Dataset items
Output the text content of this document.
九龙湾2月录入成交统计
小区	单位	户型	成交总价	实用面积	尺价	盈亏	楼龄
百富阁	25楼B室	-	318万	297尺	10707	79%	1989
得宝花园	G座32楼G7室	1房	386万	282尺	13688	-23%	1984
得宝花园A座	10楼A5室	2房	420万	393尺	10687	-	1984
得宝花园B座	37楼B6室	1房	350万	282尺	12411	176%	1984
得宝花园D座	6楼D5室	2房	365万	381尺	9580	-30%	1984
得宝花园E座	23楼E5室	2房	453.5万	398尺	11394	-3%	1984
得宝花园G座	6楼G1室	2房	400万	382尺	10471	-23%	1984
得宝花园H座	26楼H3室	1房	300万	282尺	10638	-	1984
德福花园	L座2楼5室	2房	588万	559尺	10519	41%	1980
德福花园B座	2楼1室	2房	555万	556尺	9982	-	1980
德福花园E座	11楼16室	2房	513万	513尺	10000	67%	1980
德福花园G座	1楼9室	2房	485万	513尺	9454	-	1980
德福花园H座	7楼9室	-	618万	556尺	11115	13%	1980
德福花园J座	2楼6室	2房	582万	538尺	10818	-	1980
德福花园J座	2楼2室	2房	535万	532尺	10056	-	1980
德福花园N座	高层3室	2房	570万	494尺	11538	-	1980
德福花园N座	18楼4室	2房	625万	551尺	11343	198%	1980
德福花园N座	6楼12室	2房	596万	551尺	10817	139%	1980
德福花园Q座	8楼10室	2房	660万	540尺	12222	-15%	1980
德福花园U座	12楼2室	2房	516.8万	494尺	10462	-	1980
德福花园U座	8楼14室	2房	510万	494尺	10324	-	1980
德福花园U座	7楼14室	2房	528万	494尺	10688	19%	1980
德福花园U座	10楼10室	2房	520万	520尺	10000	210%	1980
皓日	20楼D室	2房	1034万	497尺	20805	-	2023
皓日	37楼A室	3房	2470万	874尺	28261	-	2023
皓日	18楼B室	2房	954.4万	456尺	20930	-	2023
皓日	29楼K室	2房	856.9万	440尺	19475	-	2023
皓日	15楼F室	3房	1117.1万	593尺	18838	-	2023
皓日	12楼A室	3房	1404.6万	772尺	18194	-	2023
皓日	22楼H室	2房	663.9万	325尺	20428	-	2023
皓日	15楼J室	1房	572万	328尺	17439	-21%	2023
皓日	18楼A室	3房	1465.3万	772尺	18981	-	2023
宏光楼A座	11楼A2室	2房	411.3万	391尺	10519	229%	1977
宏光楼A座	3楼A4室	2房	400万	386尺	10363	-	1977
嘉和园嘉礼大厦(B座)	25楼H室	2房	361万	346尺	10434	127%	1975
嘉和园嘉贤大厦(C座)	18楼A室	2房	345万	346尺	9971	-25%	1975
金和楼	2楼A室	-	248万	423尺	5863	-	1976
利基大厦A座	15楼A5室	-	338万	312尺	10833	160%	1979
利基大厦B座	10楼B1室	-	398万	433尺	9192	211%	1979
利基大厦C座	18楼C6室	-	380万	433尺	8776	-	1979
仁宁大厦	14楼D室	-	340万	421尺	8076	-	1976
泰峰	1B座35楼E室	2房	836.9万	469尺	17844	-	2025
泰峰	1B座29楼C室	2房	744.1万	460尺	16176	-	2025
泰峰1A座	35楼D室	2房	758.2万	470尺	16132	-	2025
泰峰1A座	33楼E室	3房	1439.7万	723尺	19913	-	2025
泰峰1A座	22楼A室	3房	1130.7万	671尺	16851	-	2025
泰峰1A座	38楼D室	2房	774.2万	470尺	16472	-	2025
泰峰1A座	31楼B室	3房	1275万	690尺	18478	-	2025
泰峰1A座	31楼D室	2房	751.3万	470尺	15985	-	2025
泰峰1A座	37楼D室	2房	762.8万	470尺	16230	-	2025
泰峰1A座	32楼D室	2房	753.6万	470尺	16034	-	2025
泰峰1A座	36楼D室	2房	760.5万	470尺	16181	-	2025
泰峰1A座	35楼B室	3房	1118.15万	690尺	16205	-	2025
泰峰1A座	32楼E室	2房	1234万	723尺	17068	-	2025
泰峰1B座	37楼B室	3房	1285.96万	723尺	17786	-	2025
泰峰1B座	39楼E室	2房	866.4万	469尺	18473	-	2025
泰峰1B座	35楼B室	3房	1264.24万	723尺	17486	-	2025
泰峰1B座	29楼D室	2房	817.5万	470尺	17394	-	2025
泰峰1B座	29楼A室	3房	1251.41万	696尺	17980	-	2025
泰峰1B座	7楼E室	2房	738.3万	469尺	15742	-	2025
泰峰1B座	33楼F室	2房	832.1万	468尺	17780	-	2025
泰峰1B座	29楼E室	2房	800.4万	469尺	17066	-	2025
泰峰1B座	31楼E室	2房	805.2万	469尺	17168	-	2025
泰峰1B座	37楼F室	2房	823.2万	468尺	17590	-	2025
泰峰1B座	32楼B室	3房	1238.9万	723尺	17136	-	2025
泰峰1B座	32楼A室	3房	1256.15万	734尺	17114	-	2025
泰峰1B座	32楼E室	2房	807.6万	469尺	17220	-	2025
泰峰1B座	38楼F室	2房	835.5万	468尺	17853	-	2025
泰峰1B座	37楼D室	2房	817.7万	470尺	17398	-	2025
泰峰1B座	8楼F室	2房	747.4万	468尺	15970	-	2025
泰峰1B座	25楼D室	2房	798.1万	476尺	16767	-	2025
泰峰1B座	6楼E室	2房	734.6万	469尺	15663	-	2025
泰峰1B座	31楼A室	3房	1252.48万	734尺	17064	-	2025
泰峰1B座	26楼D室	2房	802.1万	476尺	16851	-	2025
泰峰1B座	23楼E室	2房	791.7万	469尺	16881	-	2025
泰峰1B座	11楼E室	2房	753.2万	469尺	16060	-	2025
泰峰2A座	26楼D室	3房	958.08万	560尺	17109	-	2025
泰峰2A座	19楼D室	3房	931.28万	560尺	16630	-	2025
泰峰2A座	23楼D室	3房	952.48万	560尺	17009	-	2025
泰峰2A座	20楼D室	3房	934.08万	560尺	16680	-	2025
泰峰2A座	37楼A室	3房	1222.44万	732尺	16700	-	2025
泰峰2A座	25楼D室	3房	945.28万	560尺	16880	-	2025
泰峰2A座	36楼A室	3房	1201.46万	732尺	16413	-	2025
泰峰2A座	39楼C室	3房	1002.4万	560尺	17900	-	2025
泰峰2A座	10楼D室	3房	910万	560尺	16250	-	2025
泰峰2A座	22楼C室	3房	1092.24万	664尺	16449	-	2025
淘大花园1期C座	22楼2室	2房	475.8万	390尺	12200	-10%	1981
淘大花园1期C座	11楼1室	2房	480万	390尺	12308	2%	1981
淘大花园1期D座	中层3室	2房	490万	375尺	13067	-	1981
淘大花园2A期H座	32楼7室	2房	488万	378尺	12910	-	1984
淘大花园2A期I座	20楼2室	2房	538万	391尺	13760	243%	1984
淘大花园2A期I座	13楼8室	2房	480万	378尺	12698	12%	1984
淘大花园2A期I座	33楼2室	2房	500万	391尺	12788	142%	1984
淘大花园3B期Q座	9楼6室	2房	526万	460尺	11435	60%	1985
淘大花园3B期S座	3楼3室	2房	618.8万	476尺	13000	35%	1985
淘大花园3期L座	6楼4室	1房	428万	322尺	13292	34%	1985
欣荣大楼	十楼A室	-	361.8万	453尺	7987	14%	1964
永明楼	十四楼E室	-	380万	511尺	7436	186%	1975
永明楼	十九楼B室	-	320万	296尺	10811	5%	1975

**Exercise goal:**
Say how many lines in the records hold "德福花园J座", with the number as the whole reply.

**Written solution:**
2